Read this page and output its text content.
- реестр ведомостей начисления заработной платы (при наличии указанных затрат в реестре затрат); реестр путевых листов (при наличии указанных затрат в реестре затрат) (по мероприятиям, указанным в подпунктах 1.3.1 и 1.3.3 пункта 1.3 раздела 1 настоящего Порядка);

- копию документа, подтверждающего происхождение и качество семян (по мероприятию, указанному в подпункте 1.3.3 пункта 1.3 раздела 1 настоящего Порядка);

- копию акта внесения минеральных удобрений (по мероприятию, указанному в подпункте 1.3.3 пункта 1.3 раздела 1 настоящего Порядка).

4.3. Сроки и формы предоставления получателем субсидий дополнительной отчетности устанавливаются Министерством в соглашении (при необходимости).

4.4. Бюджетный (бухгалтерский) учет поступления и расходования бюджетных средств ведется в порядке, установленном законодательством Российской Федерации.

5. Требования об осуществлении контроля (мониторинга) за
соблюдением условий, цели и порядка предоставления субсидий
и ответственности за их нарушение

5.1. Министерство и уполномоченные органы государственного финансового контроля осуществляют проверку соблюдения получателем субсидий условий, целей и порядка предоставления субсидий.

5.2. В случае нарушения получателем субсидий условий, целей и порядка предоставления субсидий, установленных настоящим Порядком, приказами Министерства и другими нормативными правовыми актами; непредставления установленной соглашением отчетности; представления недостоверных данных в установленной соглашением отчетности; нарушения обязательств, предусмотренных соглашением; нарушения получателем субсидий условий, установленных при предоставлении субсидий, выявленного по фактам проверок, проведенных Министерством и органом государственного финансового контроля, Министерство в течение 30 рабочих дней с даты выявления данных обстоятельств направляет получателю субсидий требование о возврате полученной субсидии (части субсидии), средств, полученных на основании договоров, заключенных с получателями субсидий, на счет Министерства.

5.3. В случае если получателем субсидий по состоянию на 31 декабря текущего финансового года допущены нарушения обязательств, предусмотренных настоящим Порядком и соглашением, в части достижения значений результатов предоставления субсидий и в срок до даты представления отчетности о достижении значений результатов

Exercise goal:
Using the records given above, list every line that includes the word "пункта".

Answer to this task:
- реестр ведомостей начисления заработной платы (при наличии указанных затрат в реестре затрат); реестр путевых листов (при наличии указанных затрат в реестре затрат) (по мероприятиям, указанным в подпунктах 1.3.1 и 1.3.3 пункта 1.3 раздела 1 настоящего Порядка);
- копию документа, подтверждающего происхождение и качество семян (по мероприятию, указанному в подпункте 1.3.3 пункта 1.3 раздела 1 настоящего Порядка);
- копию акта внесения минеральных удобрений (по мероприятию, указанному в подпункте 1.3.3 пункта 1.3 раздела 1 настоящего Порядка).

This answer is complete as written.